(Stored data)
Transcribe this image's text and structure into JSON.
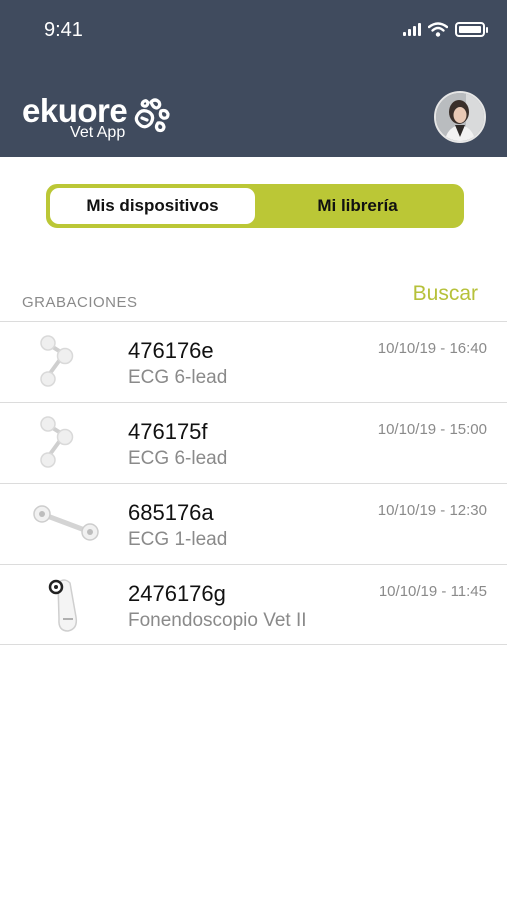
{
  "status_bar": {
    "time": "9:41",
    "icons": [
      "cellular-signal-icon",
      "wifi-icon",
      "battery-icon"
    ]
  },
  "header": {
    "logo_name": "ekuore",
    "logo_subtitle": "Vet App",
    "background_color": "#404b5e"
  },
  "segment": {
    "tabs": [
      {
        "label": "Mis dispositivos",
        "active": true
      },
      {
        "label": "Mi librería",
        "active": false
      }
    ],
    "accent_color": "#bbc736"
  },
  "section": {
    "label": "GRABACIONES",
    "search_label": "Buscar"
  },
  "recordings": [
    {
      "id": "476176e",
      "device": "ECG 6-lead",
      "date": "10/10/19 - 16:40",
      "icon": "ecg-6-lead-icon"
    },
    {
      "id": "476175f",
      "device": "ECG 6-lead",
      "date": "10/10/19 - 15:00",
      "icon": "ecg-6-lead-icon"
    },
    {
      "id": "685176a",
      "device": "ECG 1-lead",
      "date": "10/10/19 - 12:30",
      "icon": "ecg-1-lead-icon"
    },
    {
      "id": "2476176g",
      "device": "Fonendoscopio Vet II",
      "date": "10/10/19 - 11:45",
      "icon": "stethoscope-icon"
    }
  ]
}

__Do this__
Repeat every record precisely. Any picture among them stays out of the copy.

__Response__
Transcribe this image's text and structure into JSON.
{
  "status_bar": {
    "time": "9:41",
    "icons": [
      "cellular-signal-icon",
      "wifi-icon",
      "battery-icon"
    ]
  },
  "header": {
    "logo_name": "ekuore",
    "logo_subtitle": "Vet App",
    "background_color": "#404b5e"
  },
  "segment": {
    "tabs": [
      {
        "label": "Mis dispositivos",
        "active": true
      },
      {
        "label": "Mi librería",
        "active": false
      }
    ],
    "accent_color": "#bbc736"
  },
  "section": {
    "label": "GRABACIONES",
    "search_label": "Buscar"
  },
  "recordings": [
    {
      "id": "476176e",
      "device": "ECG 6-lead",
      "date": "10/10/19 - 16:40",
      "icon": "ecg-6-lead-icon"
    },
    {
      "id": "476175f",
      "device": "ECG 6-lead",
      "date": "10/10/19 - 15:00",
      "icon": "ecg-6-lead-icon"
    },
    {
      "id": "685176a",
      "device": "ECG 1-lead",
      "date": "10/10/19 - 12:30",
      "icon": "ecg-1-lead-icon"
    },
    {
      "id": "2476176g",
      "device": "Fonendoscopio Vet II",
      "date": "10/10/19 - 11:45",
      "icon": "stethoscope-icon"
    }
  ]
}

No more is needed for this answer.